WHAT TO WORK ON: Assemble all lines in which the string "this" appears.

* * *

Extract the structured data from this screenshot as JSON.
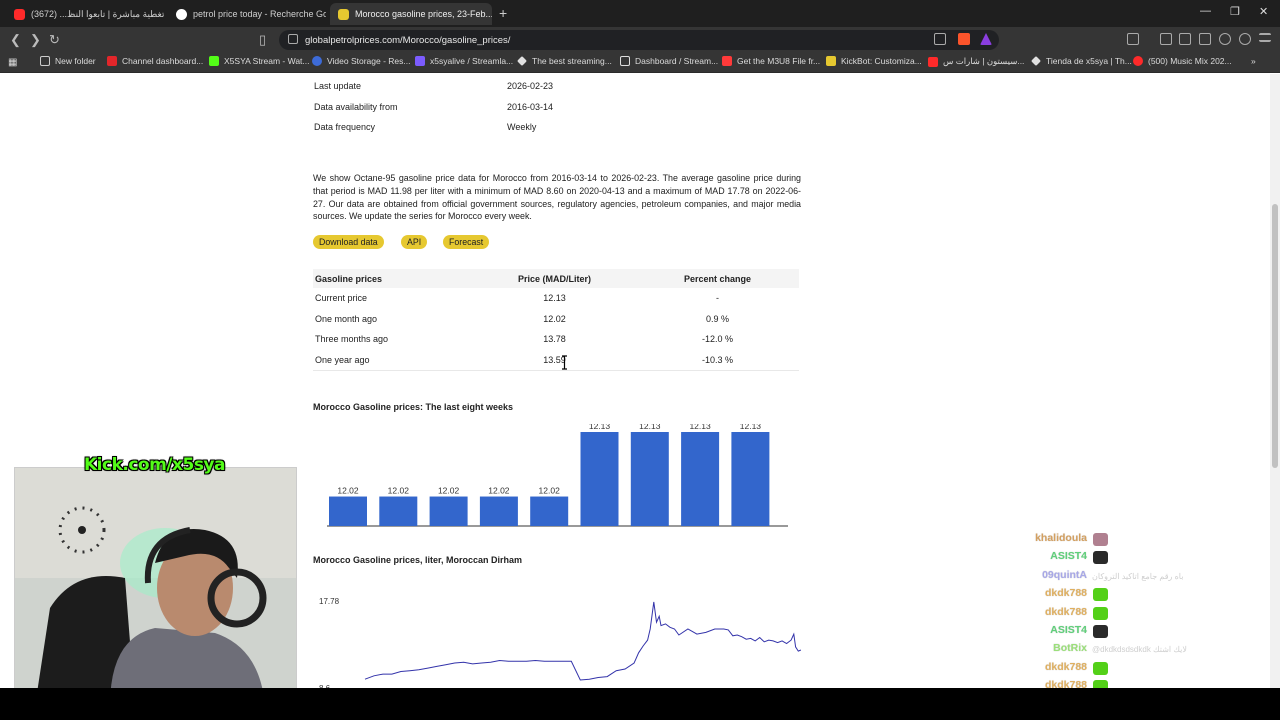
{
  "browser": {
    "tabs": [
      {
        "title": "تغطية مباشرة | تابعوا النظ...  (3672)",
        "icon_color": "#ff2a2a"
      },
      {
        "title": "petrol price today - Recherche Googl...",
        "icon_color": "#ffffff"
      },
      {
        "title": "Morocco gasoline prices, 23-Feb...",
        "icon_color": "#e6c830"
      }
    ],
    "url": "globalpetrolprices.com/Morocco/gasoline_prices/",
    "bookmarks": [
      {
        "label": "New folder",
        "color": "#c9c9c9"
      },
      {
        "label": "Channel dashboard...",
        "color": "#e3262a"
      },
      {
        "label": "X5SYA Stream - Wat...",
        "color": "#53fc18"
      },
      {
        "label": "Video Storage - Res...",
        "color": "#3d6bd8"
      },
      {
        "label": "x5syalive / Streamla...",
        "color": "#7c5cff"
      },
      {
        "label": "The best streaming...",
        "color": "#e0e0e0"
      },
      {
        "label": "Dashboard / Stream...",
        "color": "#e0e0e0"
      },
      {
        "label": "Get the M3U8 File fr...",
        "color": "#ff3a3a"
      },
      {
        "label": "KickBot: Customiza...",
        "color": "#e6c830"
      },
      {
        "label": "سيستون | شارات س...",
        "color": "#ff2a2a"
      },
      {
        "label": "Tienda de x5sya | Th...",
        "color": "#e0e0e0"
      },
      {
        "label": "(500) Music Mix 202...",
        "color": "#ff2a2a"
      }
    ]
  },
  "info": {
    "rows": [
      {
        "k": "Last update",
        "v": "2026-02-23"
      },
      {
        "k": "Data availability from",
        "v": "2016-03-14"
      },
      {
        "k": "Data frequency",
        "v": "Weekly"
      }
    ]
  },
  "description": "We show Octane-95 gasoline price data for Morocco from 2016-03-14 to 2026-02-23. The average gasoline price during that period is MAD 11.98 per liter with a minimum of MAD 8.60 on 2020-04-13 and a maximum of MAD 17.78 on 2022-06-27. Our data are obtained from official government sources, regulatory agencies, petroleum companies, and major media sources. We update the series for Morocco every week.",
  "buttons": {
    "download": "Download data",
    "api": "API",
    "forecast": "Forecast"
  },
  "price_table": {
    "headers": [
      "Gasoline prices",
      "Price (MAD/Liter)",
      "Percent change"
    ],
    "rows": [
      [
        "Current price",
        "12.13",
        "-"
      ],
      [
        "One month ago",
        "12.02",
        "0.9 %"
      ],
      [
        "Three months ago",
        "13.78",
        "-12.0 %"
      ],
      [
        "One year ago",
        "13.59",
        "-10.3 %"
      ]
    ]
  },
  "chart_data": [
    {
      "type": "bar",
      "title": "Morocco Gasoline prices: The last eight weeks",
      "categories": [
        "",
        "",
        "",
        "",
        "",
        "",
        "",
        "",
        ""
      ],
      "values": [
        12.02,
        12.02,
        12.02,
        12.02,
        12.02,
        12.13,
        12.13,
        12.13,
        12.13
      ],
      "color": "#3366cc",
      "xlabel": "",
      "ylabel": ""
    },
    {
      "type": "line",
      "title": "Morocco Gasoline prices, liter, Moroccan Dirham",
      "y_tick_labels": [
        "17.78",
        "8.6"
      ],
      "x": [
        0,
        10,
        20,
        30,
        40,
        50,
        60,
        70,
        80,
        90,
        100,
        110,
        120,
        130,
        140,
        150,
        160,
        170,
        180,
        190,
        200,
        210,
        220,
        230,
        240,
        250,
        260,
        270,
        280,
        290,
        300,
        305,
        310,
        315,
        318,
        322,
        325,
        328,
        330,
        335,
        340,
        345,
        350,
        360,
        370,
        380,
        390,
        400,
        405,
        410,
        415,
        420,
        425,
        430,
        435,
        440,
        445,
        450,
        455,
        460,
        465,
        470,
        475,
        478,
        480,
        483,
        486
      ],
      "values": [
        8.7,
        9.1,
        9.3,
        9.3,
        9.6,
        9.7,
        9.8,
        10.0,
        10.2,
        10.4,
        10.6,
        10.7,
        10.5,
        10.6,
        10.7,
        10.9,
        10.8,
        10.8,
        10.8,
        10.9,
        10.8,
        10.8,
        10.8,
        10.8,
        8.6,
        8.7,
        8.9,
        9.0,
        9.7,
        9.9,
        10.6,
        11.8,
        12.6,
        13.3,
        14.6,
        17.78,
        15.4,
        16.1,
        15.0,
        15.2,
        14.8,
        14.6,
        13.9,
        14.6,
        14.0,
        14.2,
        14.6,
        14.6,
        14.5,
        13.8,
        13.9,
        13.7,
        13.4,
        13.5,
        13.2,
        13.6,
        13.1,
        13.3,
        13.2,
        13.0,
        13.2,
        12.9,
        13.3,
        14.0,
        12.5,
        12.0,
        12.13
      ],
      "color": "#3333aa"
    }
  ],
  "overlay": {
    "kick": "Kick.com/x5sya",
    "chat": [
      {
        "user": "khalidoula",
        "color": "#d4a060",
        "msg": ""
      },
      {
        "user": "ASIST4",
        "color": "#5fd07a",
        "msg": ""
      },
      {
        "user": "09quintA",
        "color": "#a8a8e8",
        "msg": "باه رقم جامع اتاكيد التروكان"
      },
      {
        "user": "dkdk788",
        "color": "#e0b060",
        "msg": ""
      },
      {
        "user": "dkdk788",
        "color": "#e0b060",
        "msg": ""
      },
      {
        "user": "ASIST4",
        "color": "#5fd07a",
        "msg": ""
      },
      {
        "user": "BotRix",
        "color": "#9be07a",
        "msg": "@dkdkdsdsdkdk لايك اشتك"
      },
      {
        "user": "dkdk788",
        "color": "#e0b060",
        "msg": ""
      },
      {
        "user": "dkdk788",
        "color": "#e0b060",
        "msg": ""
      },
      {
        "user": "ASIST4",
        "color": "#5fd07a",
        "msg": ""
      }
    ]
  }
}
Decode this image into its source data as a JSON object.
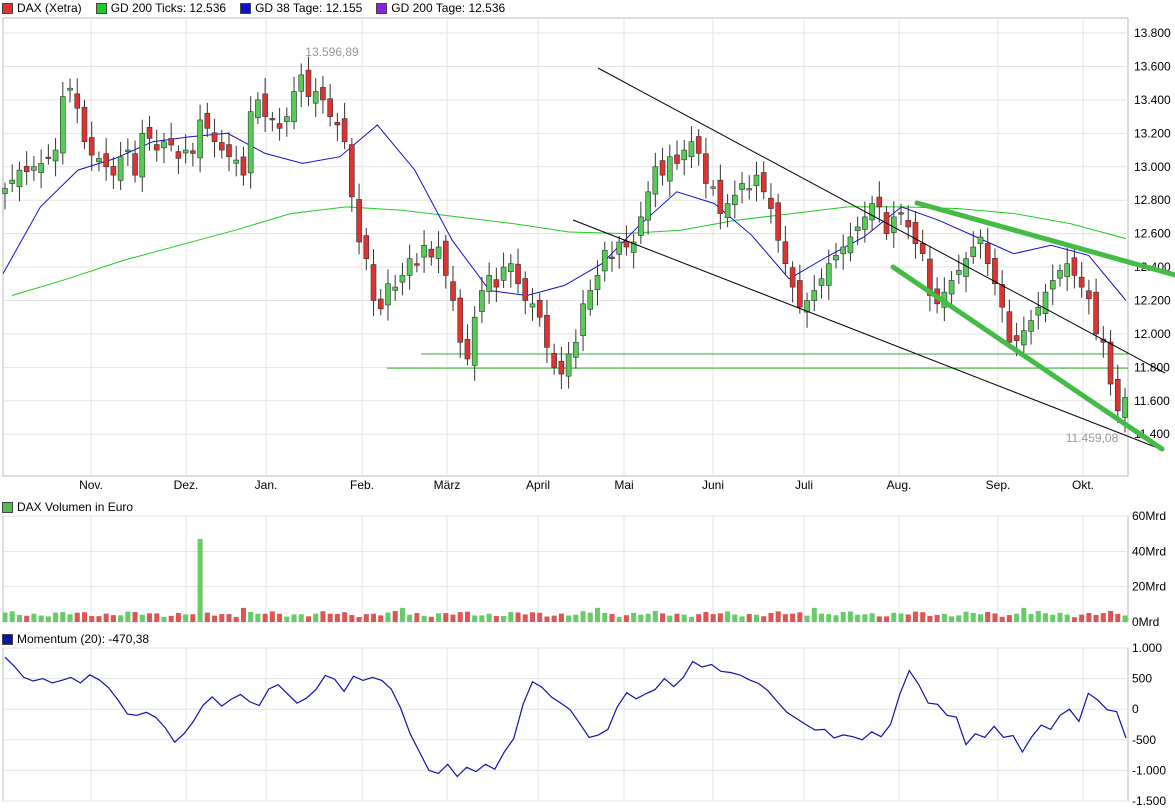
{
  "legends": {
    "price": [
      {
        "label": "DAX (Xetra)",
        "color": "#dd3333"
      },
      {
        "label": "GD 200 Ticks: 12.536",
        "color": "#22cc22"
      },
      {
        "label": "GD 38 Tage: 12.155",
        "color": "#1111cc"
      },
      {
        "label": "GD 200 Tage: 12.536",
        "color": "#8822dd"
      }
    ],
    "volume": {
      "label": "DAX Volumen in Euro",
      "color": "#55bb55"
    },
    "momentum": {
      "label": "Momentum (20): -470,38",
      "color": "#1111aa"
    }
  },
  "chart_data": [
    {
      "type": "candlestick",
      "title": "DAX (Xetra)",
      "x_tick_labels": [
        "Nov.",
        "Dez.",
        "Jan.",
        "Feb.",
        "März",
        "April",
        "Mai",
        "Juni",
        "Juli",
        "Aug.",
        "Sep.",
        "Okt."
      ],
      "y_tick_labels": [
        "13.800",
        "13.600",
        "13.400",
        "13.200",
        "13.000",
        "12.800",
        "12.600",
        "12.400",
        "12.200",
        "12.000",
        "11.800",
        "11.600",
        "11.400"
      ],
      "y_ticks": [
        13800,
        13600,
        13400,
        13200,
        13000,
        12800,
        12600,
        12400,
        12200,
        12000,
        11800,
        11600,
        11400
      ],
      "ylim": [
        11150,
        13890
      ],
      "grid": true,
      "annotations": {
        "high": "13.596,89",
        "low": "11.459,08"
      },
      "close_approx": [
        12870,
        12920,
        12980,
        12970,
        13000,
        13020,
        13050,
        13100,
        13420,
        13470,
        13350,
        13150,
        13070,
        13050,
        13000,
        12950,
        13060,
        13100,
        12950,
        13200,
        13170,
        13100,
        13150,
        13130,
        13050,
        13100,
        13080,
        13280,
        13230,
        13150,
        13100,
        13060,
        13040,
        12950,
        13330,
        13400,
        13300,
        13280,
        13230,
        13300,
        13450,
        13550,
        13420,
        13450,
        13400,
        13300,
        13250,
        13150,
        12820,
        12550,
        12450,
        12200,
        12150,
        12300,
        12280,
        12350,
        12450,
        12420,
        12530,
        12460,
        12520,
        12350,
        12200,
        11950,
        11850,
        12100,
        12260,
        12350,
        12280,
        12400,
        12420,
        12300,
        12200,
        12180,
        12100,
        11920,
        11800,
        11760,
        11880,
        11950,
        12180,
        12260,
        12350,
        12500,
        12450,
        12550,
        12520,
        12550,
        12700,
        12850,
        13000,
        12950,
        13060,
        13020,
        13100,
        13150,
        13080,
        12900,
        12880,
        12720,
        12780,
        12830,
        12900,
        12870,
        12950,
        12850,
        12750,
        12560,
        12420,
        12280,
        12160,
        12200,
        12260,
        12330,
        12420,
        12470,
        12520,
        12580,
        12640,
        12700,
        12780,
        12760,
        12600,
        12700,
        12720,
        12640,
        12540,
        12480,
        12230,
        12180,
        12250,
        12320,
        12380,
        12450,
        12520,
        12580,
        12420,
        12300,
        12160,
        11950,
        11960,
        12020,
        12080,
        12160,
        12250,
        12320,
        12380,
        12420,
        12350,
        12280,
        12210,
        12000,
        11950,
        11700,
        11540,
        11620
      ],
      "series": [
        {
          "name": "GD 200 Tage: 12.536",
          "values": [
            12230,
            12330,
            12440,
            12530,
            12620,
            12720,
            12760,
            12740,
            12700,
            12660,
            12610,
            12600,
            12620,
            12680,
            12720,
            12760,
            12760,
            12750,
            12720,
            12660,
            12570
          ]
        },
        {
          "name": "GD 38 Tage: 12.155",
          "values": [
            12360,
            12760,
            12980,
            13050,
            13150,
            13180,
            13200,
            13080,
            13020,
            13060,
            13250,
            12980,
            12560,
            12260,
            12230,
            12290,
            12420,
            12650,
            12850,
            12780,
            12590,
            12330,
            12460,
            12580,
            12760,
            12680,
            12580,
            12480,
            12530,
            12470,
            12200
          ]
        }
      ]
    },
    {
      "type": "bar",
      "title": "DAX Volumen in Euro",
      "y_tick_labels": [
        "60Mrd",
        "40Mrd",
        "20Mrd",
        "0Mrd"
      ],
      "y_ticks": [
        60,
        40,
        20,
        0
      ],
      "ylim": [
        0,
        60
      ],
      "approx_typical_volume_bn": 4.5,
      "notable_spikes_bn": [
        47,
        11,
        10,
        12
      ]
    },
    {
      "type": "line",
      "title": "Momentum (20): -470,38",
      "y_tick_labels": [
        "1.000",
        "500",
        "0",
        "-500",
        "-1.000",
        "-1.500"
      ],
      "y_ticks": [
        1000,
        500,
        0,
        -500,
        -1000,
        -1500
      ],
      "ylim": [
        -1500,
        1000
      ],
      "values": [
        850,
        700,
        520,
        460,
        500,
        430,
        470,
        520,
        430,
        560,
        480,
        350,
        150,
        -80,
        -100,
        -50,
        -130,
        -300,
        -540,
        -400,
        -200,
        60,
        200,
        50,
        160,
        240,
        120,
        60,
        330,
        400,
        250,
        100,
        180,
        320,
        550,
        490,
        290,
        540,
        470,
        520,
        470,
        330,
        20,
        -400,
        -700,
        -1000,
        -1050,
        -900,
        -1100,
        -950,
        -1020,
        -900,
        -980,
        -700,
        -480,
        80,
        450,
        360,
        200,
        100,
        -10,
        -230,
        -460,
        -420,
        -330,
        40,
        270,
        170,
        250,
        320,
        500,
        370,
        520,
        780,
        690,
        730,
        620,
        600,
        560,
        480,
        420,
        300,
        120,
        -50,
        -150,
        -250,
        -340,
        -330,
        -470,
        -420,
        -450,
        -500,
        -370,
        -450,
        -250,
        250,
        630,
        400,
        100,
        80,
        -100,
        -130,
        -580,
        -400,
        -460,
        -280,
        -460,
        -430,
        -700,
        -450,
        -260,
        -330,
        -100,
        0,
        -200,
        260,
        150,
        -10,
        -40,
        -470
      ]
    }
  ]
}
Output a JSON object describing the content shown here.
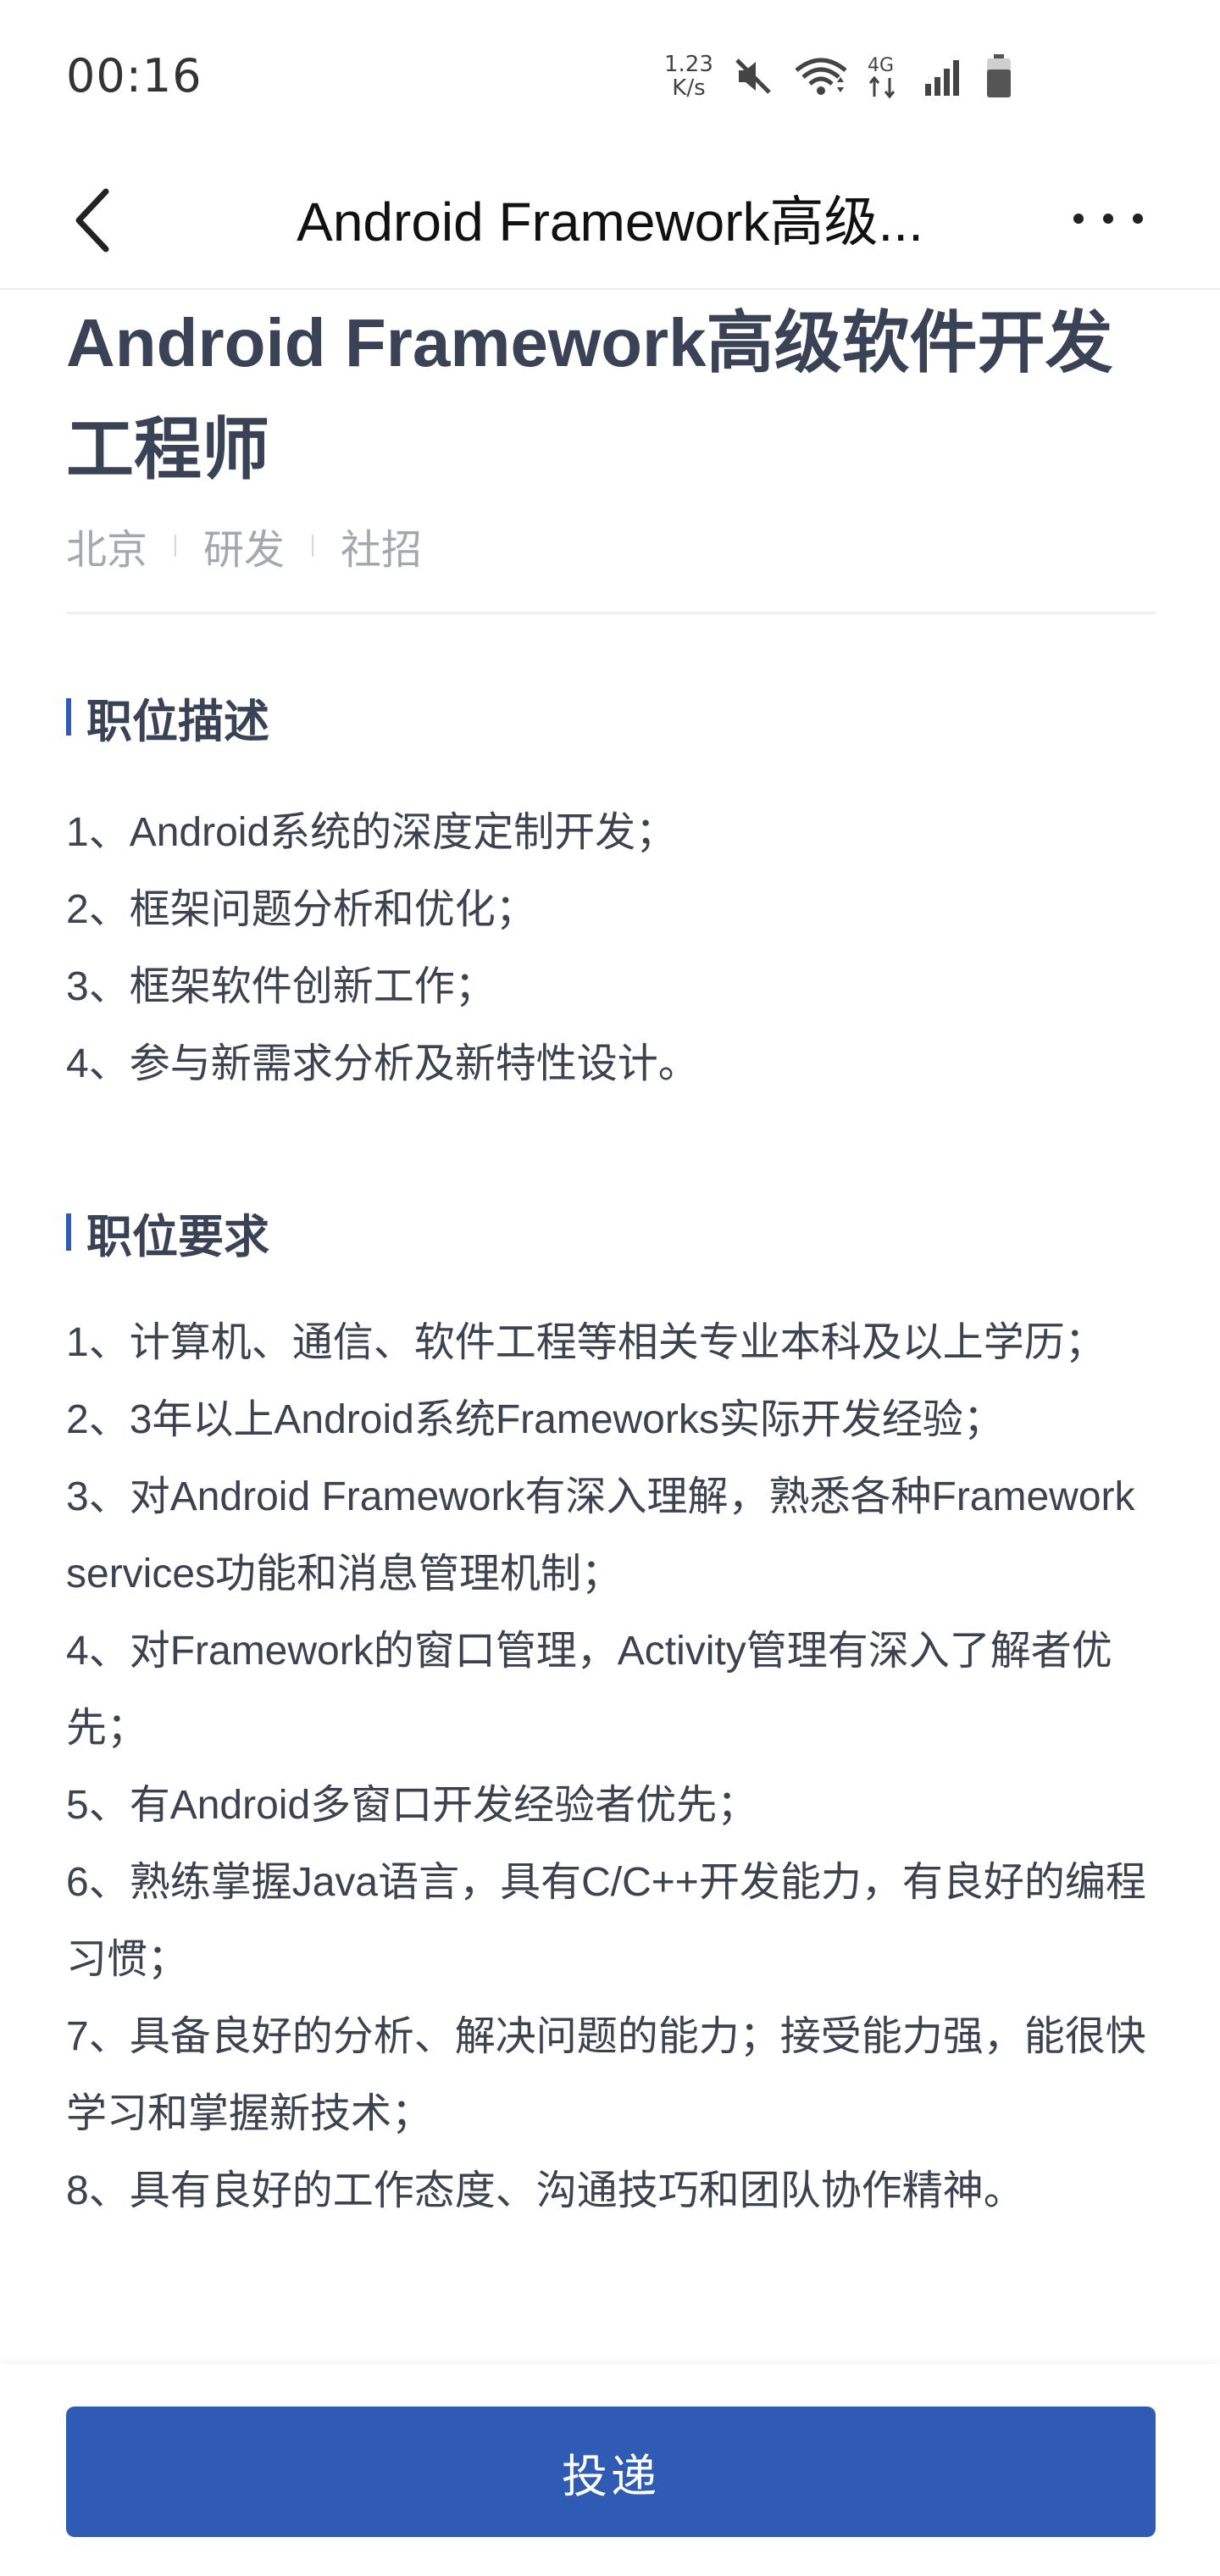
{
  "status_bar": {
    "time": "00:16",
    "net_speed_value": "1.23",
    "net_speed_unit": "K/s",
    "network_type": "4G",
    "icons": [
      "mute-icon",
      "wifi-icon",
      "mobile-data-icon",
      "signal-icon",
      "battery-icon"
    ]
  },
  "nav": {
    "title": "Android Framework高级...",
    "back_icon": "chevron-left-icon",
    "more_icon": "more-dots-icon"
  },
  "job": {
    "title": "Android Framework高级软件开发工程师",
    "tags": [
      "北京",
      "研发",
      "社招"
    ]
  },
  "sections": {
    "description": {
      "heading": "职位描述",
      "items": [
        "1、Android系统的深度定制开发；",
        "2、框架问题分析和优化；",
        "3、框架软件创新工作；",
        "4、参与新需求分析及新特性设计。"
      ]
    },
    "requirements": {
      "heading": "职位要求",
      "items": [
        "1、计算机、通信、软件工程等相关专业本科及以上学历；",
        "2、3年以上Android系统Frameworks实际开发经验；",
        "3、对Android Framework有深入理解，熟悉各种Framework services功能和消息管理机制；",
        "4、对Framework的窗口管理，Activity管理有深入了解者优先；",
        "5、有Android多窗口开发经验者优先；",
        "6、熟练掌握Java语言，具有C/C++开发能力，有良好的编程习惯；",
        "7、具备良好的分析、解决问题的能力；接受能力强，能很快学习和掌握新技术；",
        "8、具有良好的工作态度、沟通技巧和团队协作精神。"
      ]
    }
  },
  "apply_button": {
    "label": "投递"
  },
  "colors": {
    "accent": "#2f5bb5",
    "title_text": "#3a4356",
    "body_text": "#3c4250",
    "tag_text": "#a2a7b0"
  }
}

* * *

RESPONSE BELOW:
Extract the structured data from this screenshot as JSON.
Decode this image into its source data as a JSON object.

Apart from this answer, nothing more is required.